** Text extract **
>> BEGIN
The suit alleges that President Toribiong took personal charge of the Uighur funds and that the funds were ordered only to be disbursed pursuant to the President’s authorization.   The lawsuit contends that approximately $250,000 of the funds were disbursed in large lump sum payments to Toribiong Enterprises and to the President’s sister- in -law, Sandy Toribiong, for housing, renovation, and furniture for the Uighurs’ residences.   These payments were allegedly made without any competitive bidding and contrary to Palau’s procurement laws.   The lawsuit claims that the President’s conduct was an ethical violation in that his immediate family members directly financially benefited from these disbursements.
The lawsuit also alleges one cause of action unrelated to the Uighurs, but is also another issue of financial mismanagement, claiming that 2009 audit reports show that the President and Vice President spent more funds then the Executive Branch were authorized by Congress to spend and such spending was in violation of the Republic’s laws.
>> END
** Data lines **
>> BEGIN
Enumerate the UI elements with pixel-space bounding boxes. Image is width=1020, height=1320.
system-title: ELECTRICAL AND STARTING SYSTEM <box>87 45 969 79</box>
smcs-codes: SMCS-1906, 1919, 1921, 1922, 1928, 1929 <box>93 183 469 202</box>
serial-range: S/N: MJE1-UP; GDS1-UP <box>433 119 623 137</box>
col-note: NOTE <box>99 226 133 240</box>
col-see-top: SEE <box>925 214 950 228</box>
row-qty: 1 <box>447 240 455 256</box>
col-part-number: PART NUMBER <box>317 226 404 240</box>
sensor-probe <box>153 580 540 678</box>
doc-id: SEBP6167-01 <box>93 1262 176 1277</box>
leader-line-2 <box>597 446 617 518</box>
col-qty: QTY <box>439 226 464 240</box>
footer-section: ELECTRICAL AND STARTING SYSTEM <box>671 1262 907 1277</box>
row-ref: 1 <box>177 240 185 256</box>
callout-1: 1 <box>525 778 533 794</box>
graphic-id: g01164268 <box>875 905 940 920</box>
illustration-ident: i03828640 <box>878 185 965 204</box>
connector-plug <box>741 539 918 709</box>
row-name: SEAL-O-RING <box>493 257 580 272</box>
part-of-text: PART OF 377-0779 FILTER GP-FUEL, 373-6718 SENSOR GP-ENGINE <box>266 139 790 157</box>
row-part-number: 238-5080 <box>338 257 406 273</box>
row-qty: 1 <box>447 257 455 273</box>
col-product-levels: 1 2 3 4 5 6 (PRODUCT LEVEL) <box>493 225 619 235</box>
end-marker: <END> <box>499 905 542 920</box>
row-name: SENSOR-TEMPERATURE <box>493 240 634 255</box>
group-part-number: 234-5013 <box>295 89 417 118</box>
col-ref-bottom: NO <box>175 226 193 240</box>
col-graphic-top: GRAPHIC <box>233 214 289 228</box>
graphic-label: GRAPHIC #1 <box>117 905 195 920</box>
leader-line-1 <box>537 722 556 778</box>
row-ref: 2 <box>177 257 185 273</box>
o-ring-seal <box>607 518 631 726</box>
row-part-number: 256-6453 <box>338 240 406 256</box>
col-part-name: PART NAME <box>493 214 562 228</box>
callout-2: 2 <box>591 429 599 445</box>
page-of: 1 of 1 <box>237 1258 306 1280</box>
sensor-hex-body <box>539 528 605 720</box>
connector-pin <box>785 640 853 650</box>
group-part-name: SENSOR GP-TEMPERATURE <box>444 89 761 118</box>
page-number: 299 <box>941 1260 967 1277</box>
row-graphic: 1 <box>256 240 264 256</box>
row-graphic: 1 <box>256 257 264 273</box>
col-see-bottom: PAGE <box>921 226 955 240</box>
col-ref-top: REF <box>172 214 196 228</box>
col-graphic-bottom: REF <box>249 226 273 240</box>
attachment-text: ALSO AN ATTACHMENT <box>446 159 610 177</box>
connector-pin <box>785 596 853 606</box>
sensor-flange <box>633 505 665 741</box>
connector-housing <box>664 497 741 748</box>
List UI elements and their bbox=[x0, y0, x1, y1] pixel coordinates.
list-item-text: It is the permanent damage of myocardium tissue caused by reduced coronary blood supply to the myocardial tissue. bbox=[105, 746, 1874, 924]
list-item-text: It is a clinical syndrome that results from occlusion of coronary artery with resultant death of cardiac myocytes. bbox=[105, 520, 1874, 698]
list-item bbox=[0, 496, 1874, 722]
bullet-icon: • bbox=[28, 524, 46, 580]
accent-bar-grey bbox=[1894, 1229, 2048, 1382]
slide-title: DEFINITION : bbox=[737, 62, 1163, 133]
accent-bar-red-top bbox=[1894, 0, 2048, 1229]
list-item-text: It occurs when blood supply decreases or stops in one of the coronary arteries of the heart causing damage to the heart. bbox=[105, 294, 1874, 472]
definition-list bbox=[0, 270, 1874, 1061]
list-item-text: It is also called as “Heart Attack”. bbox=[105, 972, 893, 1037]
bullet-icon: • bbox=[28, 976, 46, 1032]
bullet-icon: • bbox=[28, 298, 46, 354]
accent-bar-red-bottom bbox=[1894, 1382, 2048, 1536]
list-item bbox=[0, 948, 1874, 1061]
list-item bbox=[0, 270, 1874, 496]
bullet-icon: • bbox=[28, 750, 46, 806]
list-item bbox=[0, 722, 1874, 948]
>> END
** Set problem **
Continue the text about the lawsuit against President Toribiong, starting right after its last sentence. The data has no connection to the text on the lawsuit.

** Result of this exercise **
The full complaint in .pdf format is available here:


  1. spicy coconut

    According to the President the AG is the Presidents attorney. This is why any opinion from the AG regarding the law has to be approved by the president before it is released. It is also why the AG cannot act as an “Independent” Special Prosecutor.

  2. @spicy coconut: I hope you don’t agree with the president regardless of whether he in fact reasons as you say he does about the AG. Let us not dare be blind to the overwhelmingly obviously convoluted reasoning there: that a president has any say on what is supposed to be an objective interpretation of law. For this reason, the president is cause for alarm around the world to check Palau’s commitment to democracy. After all we’ve been through to become a model of democracy in the world and this current president is acting like he’s the Frank Bainimarama of the northwest pacific. Remengesau was right to boycott any meetings with Bainimarama to prove a point. Now it seems Toribiong will soon make an official visit to Fiji. And why not? He’s been everywhere else. Might make more sense than going to Monaco.

  3. pat ngiruos slate

    If it was a problem from the very beginning…why didn’t anyone question this….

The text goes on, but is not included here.